— Begin —
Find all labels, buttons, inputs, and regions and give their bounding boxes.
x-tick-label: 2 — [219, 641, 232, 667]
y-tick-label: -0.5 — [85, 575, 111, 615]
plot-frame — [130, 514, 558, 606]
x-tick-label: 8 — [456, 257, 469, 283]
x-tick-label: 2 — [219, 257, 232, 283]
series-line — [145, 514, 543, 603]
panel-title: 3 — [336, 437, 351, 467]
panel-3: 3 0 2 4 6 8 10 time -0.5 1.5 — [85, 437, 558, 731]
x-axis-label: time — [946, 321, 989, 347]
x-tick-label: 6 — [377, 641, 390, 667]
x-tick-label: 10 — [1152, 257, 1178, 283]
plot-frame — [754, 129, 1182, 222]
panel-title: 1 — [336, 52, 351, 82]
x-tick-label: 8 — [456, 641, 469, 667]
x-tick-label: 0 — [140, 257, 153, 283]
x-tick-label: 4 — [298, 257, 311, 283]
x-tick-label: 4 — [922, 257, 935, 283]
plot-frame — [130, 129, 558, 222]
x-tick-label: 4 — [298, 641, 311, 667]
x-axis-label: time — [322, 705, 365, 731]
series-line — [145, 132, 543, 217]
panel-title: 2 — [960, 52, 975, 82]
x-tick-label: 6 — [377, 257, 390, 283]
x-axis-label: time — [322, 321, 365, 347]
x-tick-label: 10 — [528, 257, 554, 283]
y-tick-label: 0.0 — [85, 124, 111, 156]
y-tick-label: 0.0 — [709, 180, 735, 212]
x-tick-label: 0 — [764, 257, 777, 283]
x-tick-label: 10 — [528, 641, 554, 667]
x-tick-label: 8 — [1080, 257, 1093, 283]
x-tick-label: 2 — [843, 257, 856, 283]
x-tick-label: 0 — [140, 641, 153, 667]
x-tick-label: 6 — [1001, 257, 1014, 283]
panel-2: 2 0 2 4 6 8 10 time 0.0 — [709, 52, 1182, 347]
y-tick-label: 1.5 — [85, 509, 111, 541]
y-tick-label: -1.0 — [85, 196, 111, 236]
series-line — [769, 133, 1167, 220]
— End —
Can you reproduce every line of the material above verbatim, keeping the same order and changing nothing?

> Written response:
Find all labels, buttons, inputs, and regions and give their bounding boxes.
x-tick-label: 2 — [219, 641, 232, 667]
y-tick-label: -0.5 — [85, 575, 111, 615]
plot-frame — [130, 514, 558, 606]
x-tick-label: 8 — [456, 257, 469, 283]
x-tick-label: 2 — [219, 257, 232, 283]
series-line — [145, 514, 543, 603]
panel-title: 3 — [336, 437, 351, 467]
panel-3: 3 0 2 4 6 8 10 time -0.5 1.5 — [85, 437, 558, 731]
x-axis-label: time — [946, 321, 989, 347]
x-tick-label: 6 — [377, 641, 390, 667]
x-tick-label: 10 — [1152, 257, 1178, 283]
plot-frame — [754, 129, 1182, 222]
panel-title: 1 — [336, 52, 351, 82]
x-tick-label: 8 — [456, 641, 469, 667]
x-tick-label: 0 — [140, 257, 153, 283]
x-tick-label: 4 — [298, 257, 311, 283]
x-tick-label: 4 — [922, 257, 935, 283]
plot-frame — [130, 129, 558, 222]
x-tick-label: 4 — [298, 641, 311, 667]
x-axis-label: time — [322, 705, 365, 731]
series-line — [145, 132, 543, 217]
panel-title: 2 — [960, 52, 975, 82]
x-tick-label: 6 — [377, 257, 390, 283]
x-axis-label: time — [322, 321, 365, 347]
x-tick-label: 10 — [528, 257, 554, 283]
y-tick-label: 0.0 — [85, 124, 111, 156]
y-tick-label: 0.0 — [709, 180, 735, 212]
x-tick-label: 0 — [764, 257, 777, 283]
x-tick-label: 10 — [528, 641, 554, 667]
x-tick-label: 8 — [1080, 257, 1093, 283]
x-tick-label: 2 — [843, 257, 856, 283]
x-tick-label: 0 — [140, 641, 153, 667]
x-tick-label: 6 — [1001, 257, 1014, 283]
panel-2: 2 0 2 4 6 8 10 time 0.0 — [709, 52, 1182, 347]
y-tick-label: 1.5 — [85, 509, 111, 541]
y-tick-label: -1.0 — [85, 196, 111, 236]
series-line — [769, 133, 1167, 220]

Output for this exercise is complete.